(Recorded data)

------

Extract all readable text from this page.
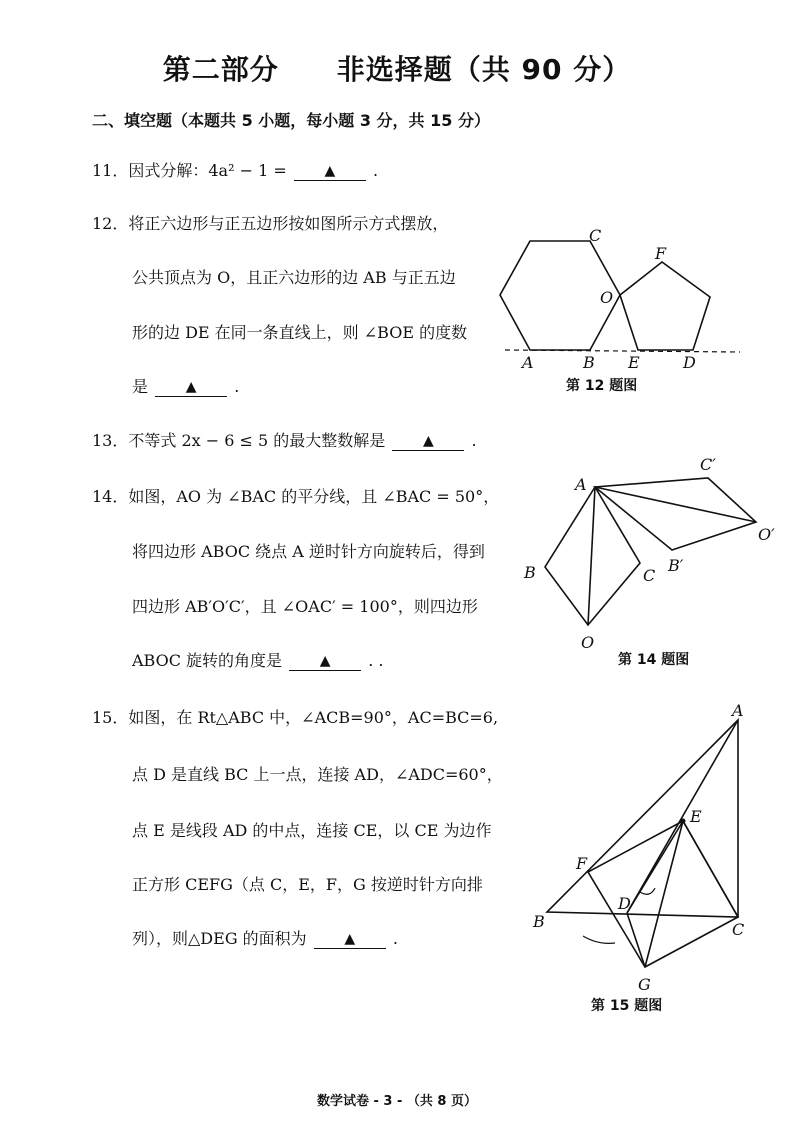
第二部分　　非选择题（共 90 分）
二、填空题（本题共 5 小题，每小题 3 分，共 15 分）
11．因式分解：4a² − 1 =	▲ .
12．将正六边形与正五边形按如图所示方式摆放，
公共顶点为 O，且正六边形的边 AB 与正五边
形的边 DE 在同一条直线上，则 ∠BOE 的度数
是	▲ .
A	B E	D
C
F
O
第 12 题图
13．不等式 2x − 6 ≤ 5 的最大整数解是	▲ .
14．如图，AO 为 ∠BAC 的平分线，且 ∠BAC = 50°，
将四边形 ABOC 绕点 A 逆时针方向旋转后，得到
四边形 AB′O′C′，且 ∠OAC′ = 100°，则四边形
ABOC 旋转的角度是	▲ . .
A
B	C
O
B′
C′
O′
第 14 题图
15．如图，在 Rt△ABC 中，∠ACB=90°，AC=BC=6,
点 D 是直线 BC 上一点，连接 AD，∠ADC=60°，
点 E 是线段 AD 的中点，连接 CE，以 CE 为边作
正方形 CEFG（点 C，E，F，G 按逆时针方向排
列），则△DEG 的面积为	▲ .
A
B	C
D
E
F
G
第 15 题图
数学试卷 - 3 - （共 8 页）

------

Each line that holds the word "ABOC" is to be copied.

将四边形 ABOC 绕点 A 逆时针方向旋转后，得到
ABOC 旋转的角度是	▲ . .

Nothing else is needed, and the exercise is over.